▶ TASK GOAL
Return the records starting at the line that contains "thumbs-up-icon[interactable] — [46, 179, 64, 197]" and ending at the line that contains "question-input-box — [46, 548, 541, 648]", each line copied verbatim.

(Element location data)

◇ ◇ ◇

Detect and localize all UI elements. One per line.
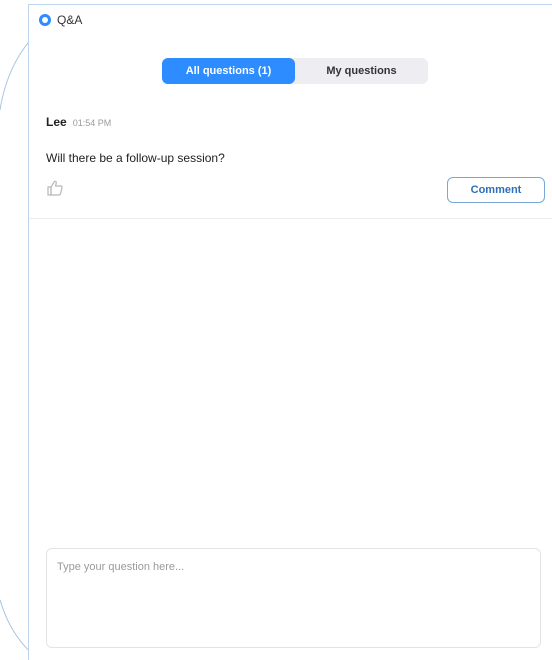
thumbs-up-icon[interactable] — [46, 179, 64, 197]
qa-window: Q&A All questions (1) My questions Lee 0… — [28, 4, 552, 660]
title-bar: Q&A — [29, 5, 552, 35]
question-text: Will there be a follow-up session? — [46, 151, 225, 165]
zoom-logo-icon — [39, 14, 51, 26]
question-input-box — [46, 548, 541, 648]
tab-my-questions[interactable]: My questions — [295, 58, 428, 84]
tab-all-questions[interactable]: All questions (1) — [162, 58, 295, 84]
question-tabs: All questions (1) My questions — [162, 58, 428, 84]
question-author: Lee — [46, 115, 67, 129]
question-input[interactable] — [57, 561, 530, 635]
question-timestamp: 01:54 PM — [72, 118, 112, 128]
window-title: Q&A — [57, 13, 83, 27]
question-header: Lee 01:54 PM — [46, 115, 111, 129]
question-item: Lee 01:54 PM Will there be a follow-up s… — [29, 105, 552, 219]
comment-button[interactable]: Comment — [447, 177, 545, 203]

◇ ◇ ◇

▶ EXERCISE SOLUTION
thumbs-up-icon[interactable] — [46, 179, 64, 197]
qa-window: Q&A All questions (1) My questions Lee 0… — [28, 4, 552, 660]
title-bar: Q&A — [29, 5, 552, 35]
question-text: Will there be a follow-up session? — [46, 151, 225, 165]
zoom-logo-icon — [39, 14, 51, 26]
question-input-box — [46, 548, 541, 648]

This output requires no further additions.